[Stored data]
::::::

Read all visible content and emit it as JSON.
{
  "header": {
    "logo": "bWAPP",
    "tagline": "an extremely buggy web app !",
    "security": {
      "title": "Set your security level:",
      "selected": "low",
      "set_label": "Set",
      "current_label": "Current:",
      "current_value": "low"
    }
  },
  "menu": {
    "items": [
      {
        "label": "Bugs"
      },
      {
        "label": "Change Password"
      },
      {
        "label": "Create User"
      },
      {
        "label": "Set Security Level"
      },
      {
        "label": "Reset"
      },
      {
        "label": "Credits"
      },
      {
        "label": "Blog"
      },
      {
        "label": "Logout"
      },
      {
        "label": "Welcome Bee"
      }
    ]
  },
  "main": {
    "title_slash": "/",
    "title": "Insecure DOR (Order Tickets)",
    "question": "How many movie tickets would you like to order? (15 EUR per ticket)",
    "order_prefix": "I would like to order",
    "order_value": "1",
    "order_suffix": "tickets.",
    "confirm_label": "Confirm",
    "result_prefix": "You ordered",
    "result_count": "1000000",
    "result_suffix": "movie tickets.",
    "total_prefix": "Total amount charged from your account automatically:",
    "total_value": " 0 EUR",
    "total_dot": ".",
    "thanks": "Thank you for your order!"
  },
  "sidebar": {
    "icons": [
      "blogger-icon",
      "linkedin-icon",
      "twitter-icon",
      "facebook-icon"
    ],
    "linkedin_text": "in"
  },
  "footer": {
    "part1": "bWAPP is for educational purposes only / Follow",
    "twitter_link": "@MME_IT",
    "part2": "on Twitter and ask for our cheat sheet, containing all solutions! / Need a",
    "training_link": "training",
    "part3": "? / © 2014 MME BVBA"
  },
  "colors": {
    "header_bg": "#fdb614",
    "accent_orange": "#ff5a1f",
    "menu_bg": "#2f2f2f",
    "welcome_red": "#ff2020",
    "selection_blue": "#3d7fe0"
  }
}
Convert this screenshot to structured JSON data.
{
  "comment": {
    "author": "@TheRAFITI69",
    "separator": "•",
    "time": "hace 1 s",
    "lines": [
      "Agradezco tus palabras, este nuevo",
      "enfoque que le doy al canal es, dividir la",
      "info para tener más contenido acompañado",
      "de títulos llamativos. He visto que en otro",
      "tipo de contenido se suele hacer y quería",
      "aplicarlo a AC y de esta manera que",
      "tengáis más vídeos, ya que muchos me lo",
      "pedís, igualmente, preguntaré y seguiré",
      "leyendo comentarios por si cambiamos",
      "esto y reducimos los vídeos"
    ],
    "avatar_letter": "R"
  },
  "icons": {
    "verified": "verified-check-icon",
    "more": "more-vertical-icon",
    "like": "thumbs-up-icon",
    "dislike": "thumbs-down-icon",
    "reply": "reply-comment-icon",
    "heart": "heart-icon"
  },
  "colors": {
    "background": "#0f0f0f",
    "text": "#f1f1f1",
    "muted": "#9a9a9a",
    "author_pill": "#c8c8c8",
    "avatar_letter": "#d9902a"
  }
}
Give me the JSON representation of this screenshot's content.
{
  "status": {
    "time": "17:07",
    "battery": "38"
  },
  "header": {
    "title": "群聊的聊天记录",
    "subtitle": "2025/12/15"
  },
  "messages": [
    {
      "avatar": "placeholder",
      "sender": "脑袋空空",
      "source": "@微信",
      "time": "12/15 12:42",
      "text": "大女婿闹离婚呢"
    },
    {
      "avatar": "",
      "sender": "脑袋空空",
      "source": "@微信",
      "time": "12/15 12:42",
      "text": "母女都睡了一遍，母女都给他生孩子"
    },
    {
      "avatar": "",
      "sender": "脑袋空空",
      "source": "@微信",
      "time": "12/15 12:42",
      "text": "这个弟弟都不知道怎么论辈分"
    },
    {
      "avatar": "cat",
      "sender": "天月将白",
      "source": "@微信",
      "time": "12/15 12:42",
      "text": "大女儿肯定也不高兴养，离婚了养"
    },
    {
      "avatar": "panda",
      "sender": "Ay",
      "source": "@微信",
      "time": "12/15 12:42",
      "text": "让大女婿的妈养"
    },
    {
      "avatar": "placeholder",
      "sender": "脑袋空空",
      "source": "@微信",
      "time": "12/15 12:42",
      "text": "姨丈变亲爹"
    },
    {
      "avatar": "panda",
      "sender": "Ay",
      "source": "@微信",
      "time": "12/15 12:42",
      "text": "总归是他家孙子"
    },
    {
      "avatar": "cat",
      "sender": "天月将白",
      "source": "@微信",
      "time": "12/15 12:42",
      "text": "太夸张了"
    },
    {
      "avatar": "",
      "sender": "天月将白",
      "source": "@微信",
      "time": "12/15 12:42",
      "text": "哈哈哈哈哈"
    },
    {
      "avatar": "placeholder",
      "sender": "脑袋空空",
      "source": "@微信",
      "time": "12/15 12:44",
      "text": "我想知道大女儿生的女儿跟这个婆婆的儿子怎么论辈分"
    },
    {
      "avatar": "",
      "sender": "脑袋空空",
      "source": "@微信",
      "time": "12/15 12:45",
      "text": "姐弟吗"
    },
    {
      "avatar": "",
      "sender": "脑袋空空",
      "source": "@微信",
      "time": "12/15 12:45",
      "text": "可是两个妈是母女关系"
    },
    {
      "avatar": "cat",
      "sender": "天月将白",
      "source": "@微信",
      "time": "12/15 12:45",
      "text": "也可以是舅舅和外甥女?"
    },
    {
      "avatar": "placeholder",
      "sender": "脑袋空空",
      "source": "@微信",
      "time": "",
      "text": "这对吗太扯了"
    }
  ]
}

::::::

▶ Description of the task
Return only the number of lines in the data above that include the word "movie".

▶ Response to this exercise
2